> _WHAT NEEDS TO BE DONE_:
Copy every record below exactly.

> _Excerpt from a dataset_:

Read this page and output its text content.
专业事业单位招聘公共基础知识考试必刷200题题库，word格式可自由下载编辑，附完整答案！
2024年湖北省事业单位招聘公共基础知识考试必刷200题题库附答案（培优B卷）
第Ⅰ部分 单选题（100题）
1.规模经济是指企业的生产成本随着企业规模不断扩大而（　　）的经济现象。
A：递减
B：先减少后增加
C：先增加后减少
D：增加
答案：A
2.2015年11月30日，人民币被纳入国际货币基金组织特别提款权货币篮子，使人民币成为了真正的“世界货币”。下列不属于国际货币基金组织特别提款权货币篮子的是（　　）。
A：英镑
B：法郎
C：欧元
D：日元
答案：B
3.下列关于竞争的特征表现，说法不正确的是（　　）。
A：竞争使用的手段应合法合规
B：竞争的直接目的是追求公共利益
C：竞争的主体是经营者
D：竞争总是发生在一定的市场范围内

> _EXPECTED ANSWER_:
Read this page and output its text content.
专业事业单位招聘公共基础知识考试必刷200题题库，word格式可自由下载编辑，附完整答案！
2024年湖北省事业单位招聘公共基础知识考试必刷200题题库附答案（培优B卷）
第Ⅰ部分 单选题（100题）
1.规模经济是指企业的生产成本随着企业规模不断扩大而（　　）的经济现象。
A：递减
B：先减少后增加
C：先增加后减少
D：增加
答案：A
2.2015年11月30日，人民币被纳入国际货币基金组织特别提款权货币篮子，使人民币成为了真正的“世界货币”。下列不属于国际货币基金组织特别提款权货币篮子的是（　　）。
A：英镑
B：法郎
C：欧元
D：日元
答案：B
3.下列关于竞争的特征表现，说法不正确的是（　　）。
A：竞争使用的手段应合法合规
B：竞争的直接目的是追求公共利益
C：竞争的主体是经营者
D：竞争总是发生在一定的市场范围内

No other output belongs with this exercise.